Task input:
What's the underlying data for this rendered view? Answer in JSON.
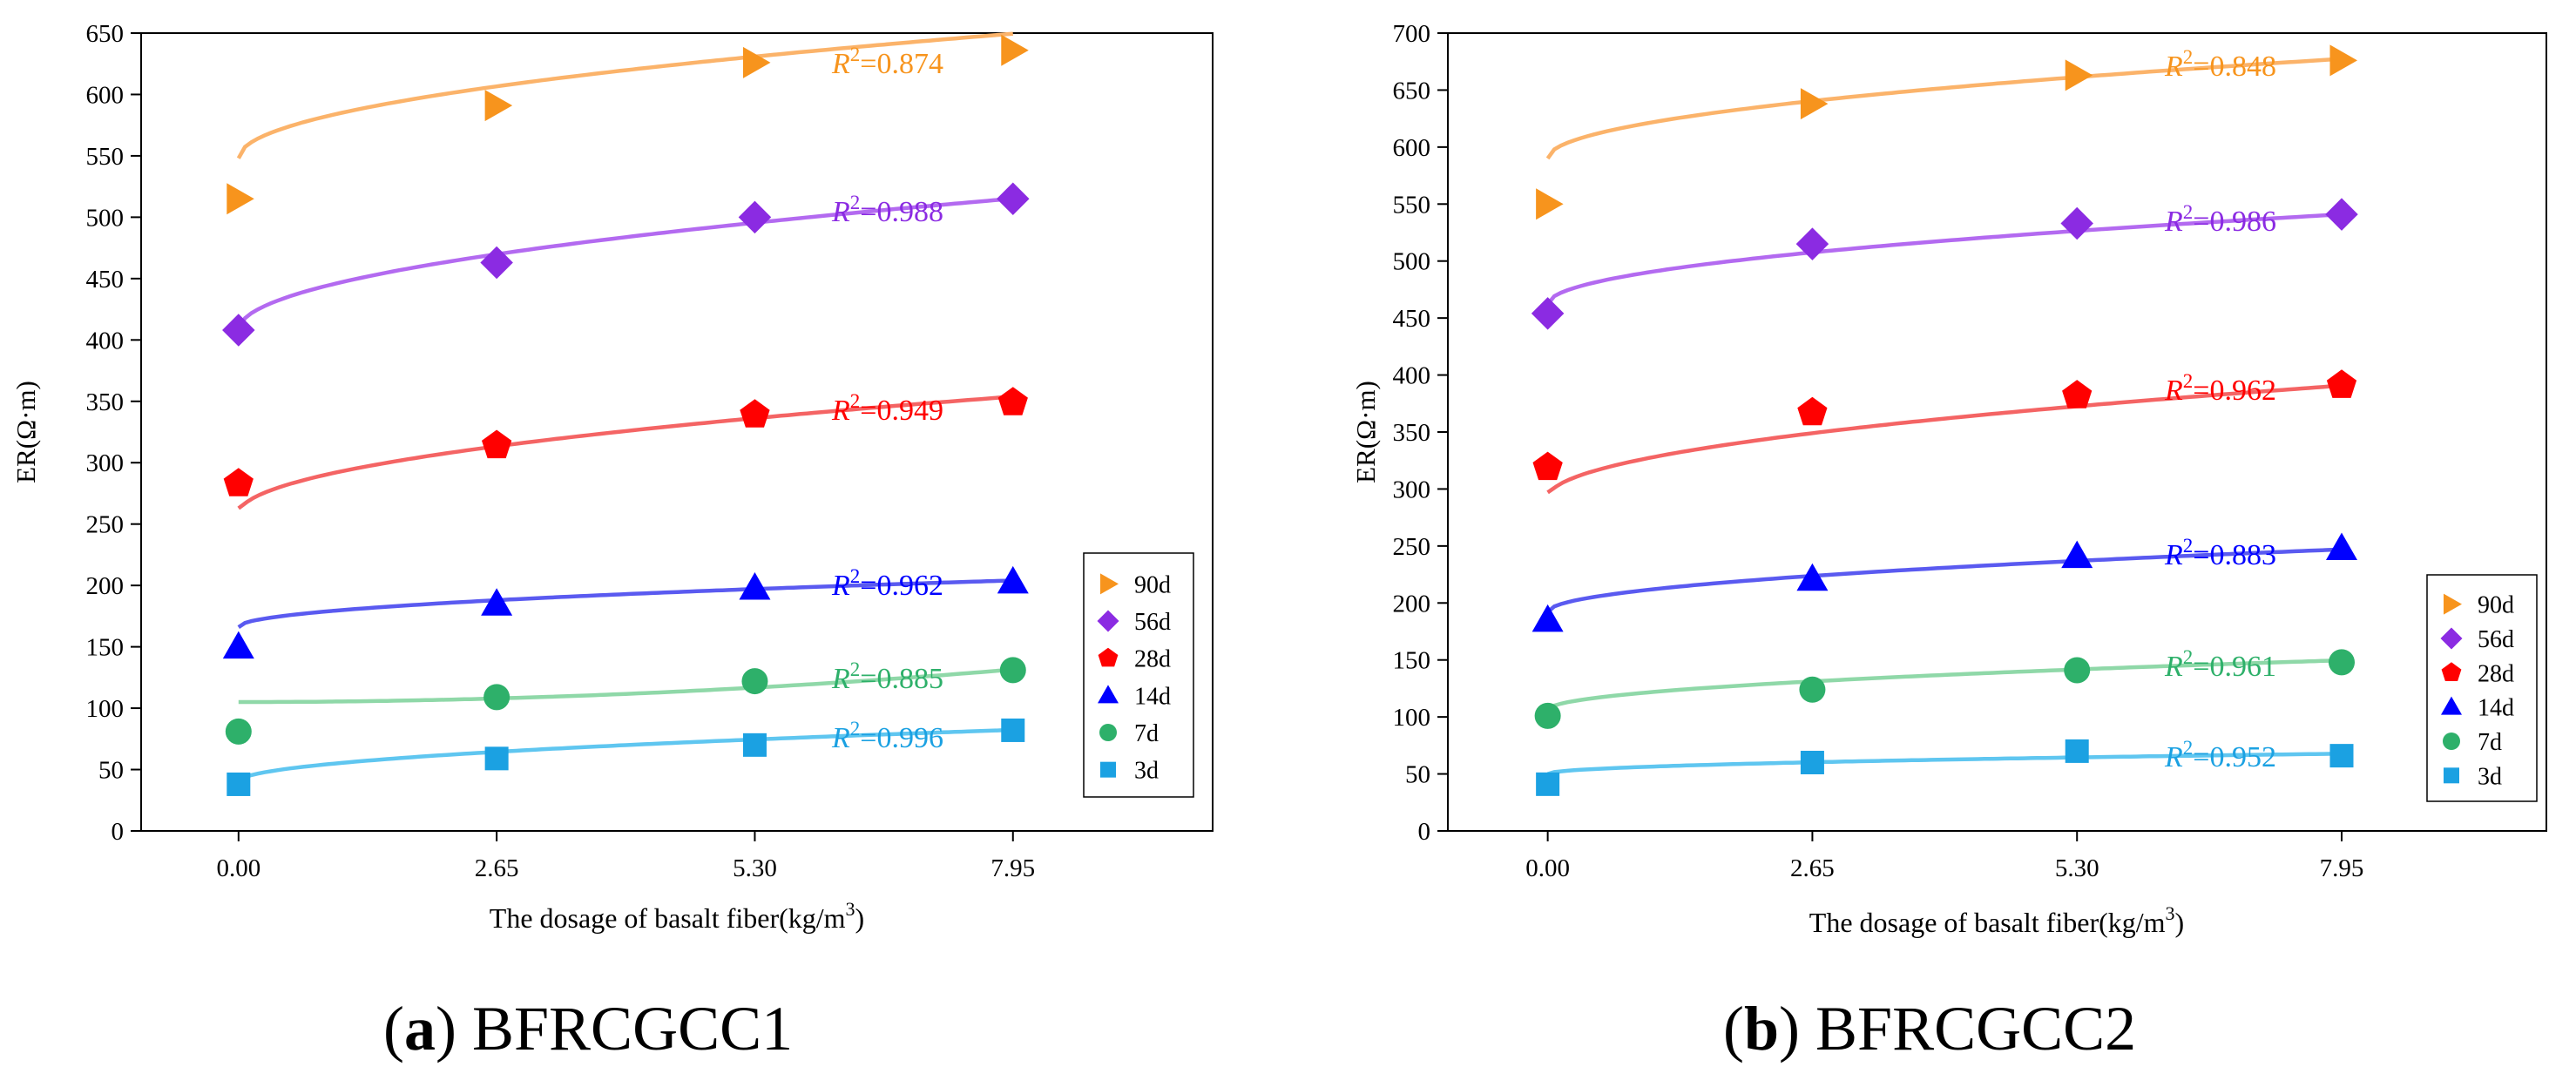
{
  "chart_data": [
    {
      "type": "scatter",
      "panel_label": "(a)",
      "title": "BFRCGCC1",
      "xlabel": "The dosage of basalt fiber(kg/m",
      "xlabel_sup": "3",
      "xlabel_end": ")",
      "ylabel": "ER(Ω·m)",
      "categories": [
        "0.00",
        "2.65",
        "5.30",
        "7.95"
      ],
      "x": [
        0.0,
        2.65,
        5.3,
        7.95
      ],
      "xlim": [
        -1.0,
        10.0
      ],
      "ylim": [
        0,
        650
      ],
      "yticks": [
        0,
        50,
        100,
        150,
        200,
        250,
        300,
        350,
        400,
        450,
        500,
        550,
        600,
        650
      ],
      "legend_position": "right",
      "series": [
        {
          "name": "90d",
          "values": [
            515,
            591,
            626,
            636
          ],
          "color": "#f7941d",
          "fit_color": "#fbb36a",
          "marker": "triangle-right",
          "r2": "=0.874",
          "fit": {
            "a": 548,
            "b": 36
          }
        },
        {
          "name": "56d",
          "values": [
            408,
            463,
            500,
            515
          ],
          "color": "#8b2be2",
          "fit_color": "#b36af0",
          "marker": "diamond",
          "r2": "=0.988",
          "fit": {
            "a": 408,
            "b": 38
          }
        },
        {
          "name": "28d",
          "values": [
            283,
            314,
            339,
            349
          ],
          "color": "#ff0000",
          "fit_color": "#f46464",
          "marker": "pentagon",
          "r2": "=0.949",
          "fit": {
            "a": 258,
            "b": 34,
            "x0": 0.02
          }
        },
        {
          "name": "14d",
          "values": [
            150,
            185,
            198,
            203
          ],
          "color": "#0000ff",
          "fit_color": "#5a5af0",
          "marker": "triangle-up",
          "r2": "=0.962",
          "fit": {
            "a": 166,
            "b": 13.5
          }
        },
        {
          "name": "7d",
          "values": [
            81,
            109,
            122,
            131
          ],
          "color": "#2eb06a",
          "fit_color": "#8fd8a8",
          "marker": "circle",
          "r2": "=0.885",
          "fit": {
            "a": 105,
            "b": 0.42,
            "linear": true
          }
        },
        {
          "name": "3d",
          "values": [
            38,
            59,
            70,
            82
          ],
          "color": "#1ba1e2",
          "fit_color": "#5fc6f0",
          "marker": "square",
          "r2": "=0.996",
          "fit": {
            "a": 40,
            "b": 15
          }
        }
      ]
    },
    {
      "type": "scatter",
      "panel_label": "(b)",
      "title": "BFRCGCC2",
      "xlabel": "The dosage of basalt fiber(kg/m",
      "xlabel_sup": "3",
      "xlabel_end": ")",
      "ylabel": "ER(Ω·m)",
      "categories": [
        "0.00",
        "2.65",
        "5.30",
        "7.95"
      ],
      "x": [
        0.0,
        2.65,
        5.3,
        7.95
      ],
      "xlim": [
        -1.0,
        10.0
      ],
      "ylim": [
        0,
        700
      ],
      "yticks": [
        0,
        50,
        100,
        150,
        200,
        250,
        300,
        350,
        400,
        450,
        500,
        550,
        600,
        650,
        700
      ],
      "legend_position": "right",
      "series": [
        {
          "name": "90d",
          "values": [
            550,
            638,
            663,
            676
          ],
          "color": "#f7941d",
          "fit_color": "#fbb36a",
          "marker": "triangle-right",
          "r2": "=0.848",
          "fit": {
            "a": 590,
            "b": 31
          }
        },
        {
          "name": "56d",
          "values": [
            454,
            515,
            533,
            541
          ],
          "color": "#8b2be2",
          "fit_color": "#b36af0",
          "marker": "diamond",
          "r2": "=0.986",
          "fit": {
            "a": 462,
            "b": 28
          }
        },
        {
          "name": "28d",
          "values": [
            319,
            367,
            382,
            391
          ],
          "color": "#ff0000",
          "fit_color": "#f46464",
          "marker": "pentagon",
          "r2": "=0.962",
          "fit": {
            "a": 292,
            "b": 35,
            "x0": 0.02
          }
        },
        {
          "name": "14d",
          "values": [
            185,
            221,
            241,
            248
          ],
          "color": "#0000ff",
          "fit_color": "#5a5af0",
          "marker": "triangle-up",
          "r2": "=0.883",
          "fit": {
            "a": 192,
            "b": 19.5
          }
        },
        {
          "name": "7d",
          "values": [
            101,
            124,
            141,
            148
          ],
          "color": "#2eb06a",
          "fit_color": "#8fd8a8",
          "marker": "circle",
          "r2": "=0.961",
          "fit": {
            "a": 106,
            "b": 15.5
          }
        },
        {
          "name": "3d",
          "values": [
            41,
            60,
            70,
            66
          ],
          "color": "#1ba1e2",
          "fit_color": "#5fc6f0",
          "marker": "square",
          "r2": "=0.952",
          "fit": {
            "a": 50,
            "b": 6.3
          }
        }
      ]
    }
  ]
}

Short exercise: Copy the records above exactly, leaving out every picture.

Result for this exercise:
What's the underlying data for this rendered view? Answer in JSON.
{
  "chart_data": [
    {
      "type": "scatter",
      "panel_label": "(a)",
      "title": "BFRCGCC1",
      "xlabel": "The dosage of basalt fiber(kg/m",
      "xlabel_sup": "3",
      "xlabel_end": ")",
      "ylabel": "ER(Ω·m)",
      "categories": [
        "0.00",
        "2.65",
        "5.30",
        "7.95"
      ],
      "x": [
        0.0,
        2.65,
        5.3,
        7.95
      ],
      "xlim": [
        -1.0,
        10.0
      ],
      "ylim": [
        0,
        650
      ],
      "yticks": [
        0,
        50,
        100,
        150,
        200,
        250,
        300,
        350,
        400,
        450,
        500,
        550,
        600,
        650
      ],
      "legend_position": "right",
      "series": [
        {
          "name": "90d",
          "values": [
            515,
            591,
            626,
            636
          ],
          "color": "#f7941d",
          "fit_color": "#fbb36a",
          "marker": "triangle-right",
          "r2": "=0.874",
          "fit": {
            "a": 548,
            "b": 36
          }
        },
        {
          "name": "56d",
          "values": [
            408,
            463,
            500,
            515
          ],
          "color": "#8b2be2",
          "fit_color": "#b36af0",
          "marker": "diamond",
          "r2": "=0.988",
          "fit": {
            "a": 408,
            "b": 38
          }
        },
        {
          "name": "28d",
          "values": [
            283,
            314,
            339,
            349
          ],
          "color": "#ff0000",
          "fit_color": "#f46464",
          "marker": "pentagon",
          "r2": "=0.949",
          "fit": {
            "a": 258,
            "b": 34,
            "x0": 0.02
          }
        },
        {
          "name": "14d",
          "values": [
            150,
            185,
            198,
            203
          ],
          "color": "#0000ff",
          "fit_color": "#5a5af0",
          "marker": "triangle-up",
          "r2": "=0.962",
          "fit": {
            "a": 166,
            "b": 13.5
          }
        },
        {
          "name": "7d",
          "values": [
            81,
            109,
            122,
            131
          ],
          "color": "#2eb06a",
          "fit_color": "#8fd8a8",
          "marker": "circle",
          "r2": "=0.885",
          "fit": {
            "a": 105,
            "b": 0.42,
            "linear": true
          }
        },
        {
          "name": "3d",
          "values": [
            38,
            59,
            70,
            82
          ],
          "color": "#1ba1e2",
          "fit_color": "#5fc6f0",
          "marker": "square",
          "r2": "=0.996",
          "fit": {
            "a": 40,
            "b": 15
          }
        }
      ]
    },
    {
      "type": "scatter",
      "panel_label": "(b)",
      "title": "BFRCGCC2",
      "xlabel": "The dosage of basalt fiber(kg/m",
      "xlabel_sup": "3",
      "xlabel_end": ")",
      "ylabel": "ER(Ω·m)",
      "categories": [
        "0.00",
        "2.65",
        "5.30",
        "7.95"
      ],
      "x": [
        0.0,
        2.65,
        5.3,
        7.95
      ],
      "xlim": [
        -1.0,
        10.0
      ],
      "ylim": [
        0,
        700
      ],
      "yticks": [
        0,
        50,
        100,
        150,
        200,
        250,
        300,
        350,
        400,
        450,
        500,
        550,
        600,
        650,
        700
      ],
      "legend_position": "right",
      "series": [
        {
          "name": "90d",
          "values": [
            550,
            638,
            663,
            676
          ],
          "color": "#f7941d",
          "fit_color": "#fbb36a",
          "marker": "triangle-right",
          "r2": "=0.848",
          "fit": {
            "a": 590,
            "b": 31
          }
        },
        {
          "name": "56d",
          "values": [
            454,
            515,
            533,
            541
          ],
          "color": "#8b2be2",
          "fit_color": "#b36af0",
          "marker": "diamond",
          "r2": "=0.986",
          "fit": {
            "a": 462,
            "b": 28
          }
        },
        {
          "name": "28d",
          "values": [
            319,
            367,
            382,
            391
          ],
          "color": "#ff0000",
          "fit_color": "#f46464",
          "marker": "pentagon",
          "r2": "=0.962",
          "fit": {
            "a": 292,
            "b": 35,
            "x0": 0.02
          }
        },
        {
          "name": "14d",
          "values": [
            185,
            221,
            241,
            248
          ],
          "color": "#0000ff",
          "fit_color": "#5a5af0",
          "marker": "triangle-up",
          "r2": "=0.883",
          "fit": {
            "a": 192,
            "b": 19.5
          }
        },
        {
          "name": "7d",
          "values": [
            101,
            124,
            141,
            148
          ],
          "color": "#2eb06a",
          "fit_color": "#8fd8a8",
          "marker": "circle",
          "r2": "=0.961",
          "fit": {
            "a": 106,
            "b": 15.5
          }
        },
        {
          "name": "3d",
          "values": [
            41,
            60,
            70,
            66
          ],
          "color": "#1ba1e2",
          "fit_color": "#5fc6f0",
          "marker": "square",
          "r2": "=0.952",
          "fit": {
            "a": 50,
            "b": 6.3
          }
        }
      ]
    }
  ]
}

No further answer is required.